:: EXCERPTED DATA ::
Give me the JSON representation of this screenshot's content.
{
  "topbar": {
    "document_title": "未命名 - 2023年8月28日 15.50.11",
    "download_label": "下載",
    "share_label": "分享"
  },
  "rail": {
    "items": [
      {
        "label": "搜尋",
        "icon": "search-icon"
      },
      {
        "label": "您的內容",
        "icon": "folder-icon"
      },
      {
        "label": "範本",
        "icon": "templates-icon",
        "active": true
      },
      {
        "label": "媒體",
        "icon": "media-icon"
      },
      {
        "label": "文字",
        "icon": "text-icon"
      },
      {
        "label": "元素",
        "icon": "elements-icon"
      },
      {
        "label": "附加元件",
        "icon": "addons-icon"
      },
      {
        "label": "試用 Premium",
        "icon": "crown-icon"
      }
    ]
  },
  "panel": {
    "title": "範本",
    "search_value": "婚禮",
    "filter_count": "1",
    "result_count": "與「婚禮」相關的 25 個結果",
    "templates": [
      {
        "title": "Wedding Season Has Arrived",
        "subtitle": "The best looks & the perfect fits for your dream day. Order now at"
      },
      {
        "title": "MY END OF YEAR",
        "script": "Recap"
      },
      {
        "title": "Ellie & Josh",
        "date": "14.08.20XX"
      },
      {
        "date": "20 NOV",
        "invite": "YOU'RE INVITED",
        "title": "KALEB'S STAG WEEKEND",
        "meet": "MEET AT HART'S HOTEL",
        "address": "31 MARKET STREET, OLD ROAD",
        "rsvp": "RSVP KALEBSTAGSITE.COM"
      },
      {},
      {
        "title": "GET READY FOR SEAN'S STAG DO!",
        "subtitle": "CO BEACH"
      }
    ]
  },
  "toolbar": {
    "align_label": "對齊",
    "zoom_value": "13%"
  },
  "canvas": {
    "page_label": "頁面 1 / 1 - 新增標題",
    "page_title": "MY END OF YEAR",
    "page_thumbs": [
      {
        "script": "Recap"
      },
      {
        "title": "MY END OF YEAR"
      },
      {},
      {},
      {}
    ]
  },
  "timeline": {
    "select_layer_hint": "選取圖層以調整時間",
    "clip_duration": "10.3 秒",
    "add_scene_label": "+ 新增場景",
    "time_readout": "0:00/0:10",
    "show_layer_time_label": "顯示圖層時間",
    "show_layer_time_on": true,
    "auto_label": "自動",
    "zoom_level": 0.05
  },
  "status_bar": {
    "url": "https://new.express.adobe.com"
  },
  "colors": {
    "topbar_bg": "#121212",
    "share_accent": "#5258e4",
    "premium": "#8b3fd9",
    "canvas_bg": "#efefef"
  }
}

:: WRITTEN TASK ::
Gather and copy every line of the data in which the string "icon" is found.

:: FINISHED EXERCISE ::
        "icon": "search-icon"
        "icon": "folder-icon"
        "icon": "templates-icon",
        "icon": "media-icon"
        "icon": "text-icon"
        "icon": "elements-icon"
        "icon": "addons-icon"
        "icon": "crown-icon"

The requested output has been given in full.